Dataset excerpts
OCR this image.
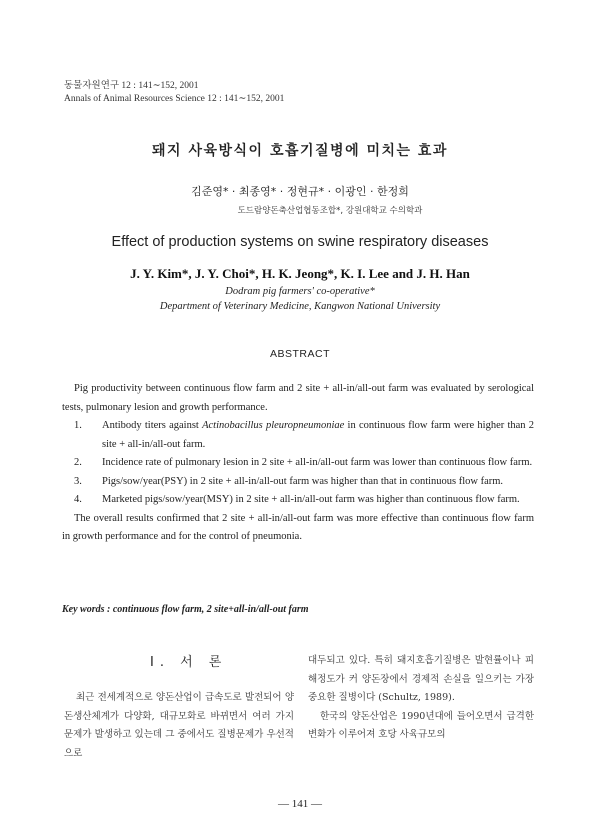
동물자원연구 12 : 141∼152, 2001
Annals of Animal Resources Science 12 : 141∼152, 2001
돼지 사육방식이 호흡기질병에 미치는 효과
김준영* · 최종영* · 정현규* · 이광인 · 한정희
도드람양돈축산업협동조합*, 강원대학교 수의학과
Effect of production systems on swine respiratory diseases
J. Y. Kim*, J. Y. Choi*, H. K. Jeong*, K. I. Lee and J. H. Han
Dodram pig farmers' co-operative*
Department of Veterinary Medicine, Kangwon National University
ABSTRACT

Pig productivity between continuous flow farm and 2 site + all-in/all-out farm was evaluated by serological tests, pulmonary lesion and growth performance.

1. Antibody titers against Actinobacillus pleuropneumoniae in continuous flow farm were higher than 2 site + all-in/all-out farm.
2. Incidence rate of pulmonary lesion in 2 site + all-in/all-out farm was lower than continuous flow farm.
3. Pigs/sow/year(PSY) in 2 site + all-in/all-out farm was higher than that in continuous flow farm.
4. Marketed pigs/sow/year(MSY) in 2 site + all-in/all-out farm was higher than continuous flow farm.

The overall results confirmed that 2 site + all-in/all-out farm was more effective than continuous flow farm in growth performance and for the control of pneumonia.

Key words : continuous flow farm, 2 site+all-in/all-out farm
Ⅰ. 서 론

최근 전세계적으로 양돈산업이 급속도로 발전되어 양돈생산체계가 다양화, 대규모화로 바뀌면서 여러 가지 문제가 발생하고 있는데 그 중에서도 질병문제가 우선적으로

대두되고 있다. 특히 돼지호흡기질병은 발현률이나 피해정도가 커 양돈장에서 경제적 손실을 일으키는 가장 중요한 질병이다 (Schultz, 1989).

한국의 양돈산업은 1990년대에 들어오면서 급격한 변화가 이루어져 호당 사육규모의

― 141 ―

--

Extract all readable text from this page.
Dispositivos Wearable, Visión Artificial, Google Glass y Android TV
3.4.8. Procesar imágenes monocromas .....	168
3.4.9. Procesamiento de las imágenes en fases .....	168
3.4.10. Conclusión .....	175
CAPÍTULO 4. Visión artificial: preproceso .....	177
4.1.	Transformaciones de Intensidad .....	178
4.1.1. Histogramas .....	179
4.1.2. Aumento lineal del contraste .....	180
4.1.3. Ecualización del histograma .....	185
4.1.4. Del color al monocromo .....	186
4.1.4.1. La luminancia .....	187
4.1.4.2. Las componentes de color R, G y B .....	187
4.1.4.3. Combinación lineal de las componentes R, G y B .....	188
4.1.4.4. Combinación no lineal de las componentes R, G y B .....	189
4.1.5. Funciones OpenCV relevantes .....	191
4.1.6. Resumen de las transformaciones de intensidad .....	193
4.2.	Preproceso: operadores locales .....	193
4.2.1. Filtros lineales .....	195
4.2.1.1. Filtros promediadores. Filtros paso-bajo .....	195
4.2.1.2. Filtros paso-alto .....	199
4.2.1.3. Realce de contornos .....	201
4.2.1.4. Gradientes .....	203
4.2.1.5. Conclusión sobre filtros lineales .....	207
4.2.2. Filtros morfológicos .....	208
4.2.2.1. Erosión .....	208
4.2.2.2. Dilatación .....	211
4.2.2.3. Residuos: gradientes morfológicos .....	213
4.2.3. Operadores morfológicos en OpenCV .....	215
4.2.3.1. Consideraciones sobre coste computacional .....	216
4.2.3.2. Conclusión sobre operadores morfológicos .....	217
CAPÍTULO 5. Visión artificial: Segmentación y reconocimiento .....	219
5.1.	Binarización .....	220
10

Your objective
Copy every line in the entries above that has the string "higher" in it.

Problem solution
1. Antibody titers against Actinobacillus pleuropneumoniae in continuous flow farm were higher than 2 site + all-in/all-out farm.
3. Pigs/sow/year(PSY) in 2 site + all-in/all-out farm was higher than that in continuous flow farm.
4. Marketed pigs/sow/year(MSY) in 2 site + all-in/all-out farm was higher than continuous flow farm.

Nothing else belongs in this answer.